**WHAT YOU WILL DO:** Pick out every line holding the string "teacher" and copy it.
★ ★ ★
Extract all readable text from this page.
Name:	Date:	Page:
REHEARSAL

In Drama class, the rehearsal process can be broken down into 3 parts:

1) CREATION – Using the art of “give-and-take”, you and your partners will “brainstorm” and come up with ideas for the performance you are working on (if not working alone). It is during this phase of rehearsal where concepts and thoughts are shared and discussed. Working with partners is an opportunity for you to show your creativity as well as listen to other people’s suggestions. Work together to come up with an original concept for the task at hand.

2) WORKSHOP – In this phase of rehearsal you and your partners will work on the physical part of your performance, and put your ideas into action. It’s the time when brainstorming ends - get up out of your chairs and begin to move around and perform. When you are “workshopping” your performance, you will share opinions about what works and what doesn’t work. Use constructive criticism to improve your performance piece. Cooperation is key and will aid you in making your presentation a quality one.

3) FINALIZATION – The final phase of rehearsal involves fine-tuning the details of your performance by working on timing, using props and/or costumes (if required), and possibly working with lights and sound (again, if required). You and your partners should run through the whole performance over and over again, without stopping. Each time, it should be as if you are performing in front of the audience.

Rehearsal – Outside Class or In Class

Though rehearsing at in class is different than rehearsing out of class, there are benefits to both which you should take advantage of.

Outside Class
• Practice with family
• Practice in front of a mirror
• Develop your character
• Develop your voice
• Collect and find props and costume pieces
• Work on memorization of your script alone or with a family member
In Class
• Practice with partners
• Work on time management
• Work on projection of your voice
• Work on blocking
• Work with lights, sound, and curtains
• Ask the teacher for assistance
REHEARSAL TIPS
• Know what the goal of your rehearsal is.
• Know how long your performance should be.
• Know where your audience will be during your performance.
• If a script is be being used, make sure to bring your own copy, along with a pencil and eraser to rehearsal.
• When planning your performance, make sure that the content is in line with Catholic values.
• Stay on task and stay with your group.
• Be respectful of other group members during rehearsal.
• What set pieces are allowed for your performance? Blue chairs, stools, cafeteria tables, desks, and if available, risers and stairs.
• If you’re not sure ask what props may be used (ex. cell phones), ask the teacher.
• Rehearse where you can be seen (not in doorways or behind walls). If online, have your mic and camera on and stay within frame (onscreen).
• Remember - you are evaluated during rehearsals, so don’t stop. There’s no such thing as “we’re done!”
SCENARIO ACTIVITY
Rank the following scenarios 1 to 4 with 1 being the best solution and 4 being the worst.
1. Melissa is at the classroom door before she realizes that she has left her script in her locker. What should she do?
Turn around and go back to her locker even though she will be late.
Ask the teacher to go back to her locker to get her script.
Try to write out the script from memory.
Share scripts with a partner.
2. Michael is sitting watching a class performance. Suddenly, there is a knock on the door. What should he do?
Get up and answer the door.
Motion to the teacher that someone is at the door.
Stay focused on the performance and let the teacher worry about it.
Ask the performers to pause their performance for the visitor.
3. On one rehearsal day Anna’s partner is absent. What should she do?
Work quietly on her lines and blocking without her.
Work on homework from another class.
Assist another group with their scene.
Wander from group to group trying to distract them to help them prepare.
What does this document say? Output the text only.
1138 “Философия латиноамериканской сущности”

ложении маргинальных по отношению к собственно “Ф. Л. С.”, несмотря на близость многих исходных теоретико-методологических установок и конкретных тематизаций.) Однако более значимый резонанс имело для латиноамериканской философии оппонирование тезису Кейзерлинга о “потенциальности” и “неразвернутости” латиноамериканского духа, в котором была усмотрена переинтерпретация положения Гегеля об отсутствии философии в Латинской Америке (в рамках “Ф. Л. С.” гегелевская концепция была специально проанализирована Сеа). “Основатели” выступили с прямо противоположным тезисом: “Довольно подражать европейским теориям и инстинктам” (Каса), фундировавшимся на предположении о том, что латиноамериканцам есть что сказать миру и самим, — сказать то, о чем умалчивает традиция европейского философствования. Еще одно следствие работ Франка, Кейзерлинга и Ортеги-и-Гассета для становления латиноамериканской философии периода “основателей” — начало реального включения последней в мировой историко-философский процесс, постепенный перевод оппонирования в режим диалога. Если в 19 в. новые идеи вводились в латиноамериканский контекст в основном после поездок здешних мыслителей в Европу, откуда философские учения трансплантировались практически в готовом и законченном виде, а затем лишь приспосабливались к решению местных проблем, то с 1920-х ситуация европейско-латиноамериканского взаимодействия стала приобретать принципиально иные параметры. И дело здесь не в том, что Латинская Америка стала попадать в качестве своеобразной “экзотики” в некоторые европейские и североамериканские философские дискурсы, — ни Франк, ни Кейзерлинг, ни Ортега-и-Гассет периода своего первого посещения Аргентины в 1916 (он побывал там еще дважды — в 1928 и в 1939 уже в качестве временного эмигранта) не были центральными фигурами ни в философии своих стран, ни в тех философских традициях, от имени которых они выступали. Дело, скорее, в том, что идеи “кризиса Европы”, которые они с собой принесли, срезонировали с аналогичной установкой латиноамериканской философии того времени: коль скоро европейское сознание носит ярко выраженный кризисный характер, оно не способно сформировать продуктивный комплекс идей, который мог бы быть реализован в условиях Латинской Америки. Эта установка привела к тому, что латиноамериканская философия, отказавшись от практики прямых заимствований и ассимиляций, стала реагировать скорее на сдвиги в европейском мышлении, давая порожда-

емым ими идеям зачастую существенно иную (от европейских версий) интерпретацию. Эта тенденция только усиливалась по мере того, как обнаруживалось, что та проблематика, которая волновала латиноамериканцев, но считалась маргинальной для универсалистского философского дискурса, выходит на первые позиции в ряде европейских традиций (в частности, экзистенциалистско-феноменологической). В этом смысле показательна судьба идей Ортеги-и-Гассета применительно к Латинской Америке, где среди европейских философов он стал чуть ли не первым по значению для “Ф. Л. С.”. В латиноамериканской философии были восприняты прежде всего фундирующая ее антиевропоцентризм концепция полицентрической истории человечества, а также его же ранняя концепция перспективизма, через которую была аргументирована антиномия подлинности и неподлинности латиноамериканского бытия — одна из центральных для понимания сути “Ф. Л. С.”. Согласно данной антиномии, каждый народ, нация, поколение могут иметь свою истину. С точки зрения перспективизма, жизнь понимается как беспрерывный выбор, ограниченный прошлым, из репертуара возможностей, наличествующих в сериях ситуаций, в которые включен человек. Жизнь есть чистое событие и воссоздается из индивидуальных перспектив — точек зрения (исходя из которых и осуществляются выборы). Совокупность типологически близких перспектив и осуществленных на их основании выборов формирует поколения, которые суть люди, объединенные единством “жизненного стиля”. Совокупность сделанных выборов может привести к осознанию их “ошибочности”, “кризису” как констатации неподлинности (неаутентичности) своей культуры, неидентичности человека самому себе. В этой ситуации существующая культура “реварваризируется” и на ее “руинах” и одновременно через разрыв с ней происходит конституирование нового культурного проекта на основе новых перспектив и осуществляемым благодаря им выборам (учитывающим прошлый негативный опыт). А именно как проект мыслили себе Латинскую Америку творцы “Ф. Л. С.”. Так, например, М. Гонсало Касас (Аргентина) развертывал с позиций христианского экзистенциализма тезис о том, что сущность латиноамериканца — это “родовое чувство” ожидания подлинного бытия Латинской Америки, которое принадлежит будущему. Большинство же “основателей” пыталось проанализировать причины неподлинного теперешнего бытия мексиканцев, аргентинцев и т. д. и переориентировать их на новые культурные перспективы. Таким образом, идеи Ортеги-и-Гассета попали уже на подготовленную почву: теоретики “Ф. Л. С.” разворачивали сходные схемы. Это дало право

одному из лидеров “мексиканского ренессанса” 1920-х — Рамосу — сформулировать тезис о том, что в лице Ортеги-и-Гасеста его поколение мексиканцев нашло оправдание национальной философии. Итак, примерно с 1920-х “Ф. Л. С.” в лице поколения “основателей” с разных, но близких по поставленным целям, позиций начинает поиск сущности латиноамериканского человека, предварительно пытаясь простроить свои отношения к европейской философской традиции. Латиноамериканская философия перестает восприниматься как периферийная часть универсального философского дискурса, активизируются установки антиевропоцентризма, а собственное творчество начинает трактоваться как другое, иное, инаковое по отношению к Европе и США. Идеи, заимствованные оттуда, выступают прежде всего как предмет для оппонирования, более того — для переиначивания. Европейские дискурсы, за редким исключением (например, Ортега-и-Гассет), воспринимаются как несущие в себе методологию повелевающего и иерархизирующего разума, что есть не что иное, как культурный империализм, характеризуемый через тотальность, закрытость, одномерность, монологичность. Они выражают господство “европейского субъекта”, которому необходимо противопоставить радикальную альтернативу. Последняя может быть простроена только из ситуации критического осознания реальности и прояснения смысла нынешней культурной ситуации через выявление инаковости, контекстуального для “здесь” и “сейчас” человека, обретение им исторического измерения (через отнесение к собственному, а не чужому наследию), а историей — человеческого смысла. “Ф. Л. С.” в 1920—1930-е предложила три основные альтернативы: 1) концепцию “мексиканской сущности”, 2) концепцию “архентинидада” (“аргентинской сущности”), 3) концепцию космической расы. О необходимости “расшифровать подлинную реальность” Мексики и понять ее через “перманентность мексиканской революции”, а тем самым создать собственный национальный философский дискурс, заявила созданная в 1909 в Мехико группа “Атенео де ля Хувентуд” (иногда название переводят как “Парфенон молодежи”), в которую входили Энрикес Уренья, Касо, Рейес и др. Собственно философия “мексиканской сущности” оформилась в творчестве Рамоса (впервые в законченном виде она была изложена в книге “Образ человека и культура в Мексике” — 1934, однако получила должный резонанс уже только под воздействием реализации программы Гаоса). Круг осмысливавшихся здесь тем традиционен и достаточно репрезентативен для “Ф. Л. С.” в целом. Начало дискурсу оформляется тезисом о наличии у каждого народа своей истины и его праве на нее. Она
★ ★ ★
**RESPONSE FOR THIS EXERCISE:**
• Ask the teacher for assistance
• If you’re not sure ask what props may be used (ex. cell phones), ask the teacher.
Ask the teacher to go back to her locker to get her script.
Motion to the teacher that someone is at the door.
Stay focused on the performance and let the teacher worry about it.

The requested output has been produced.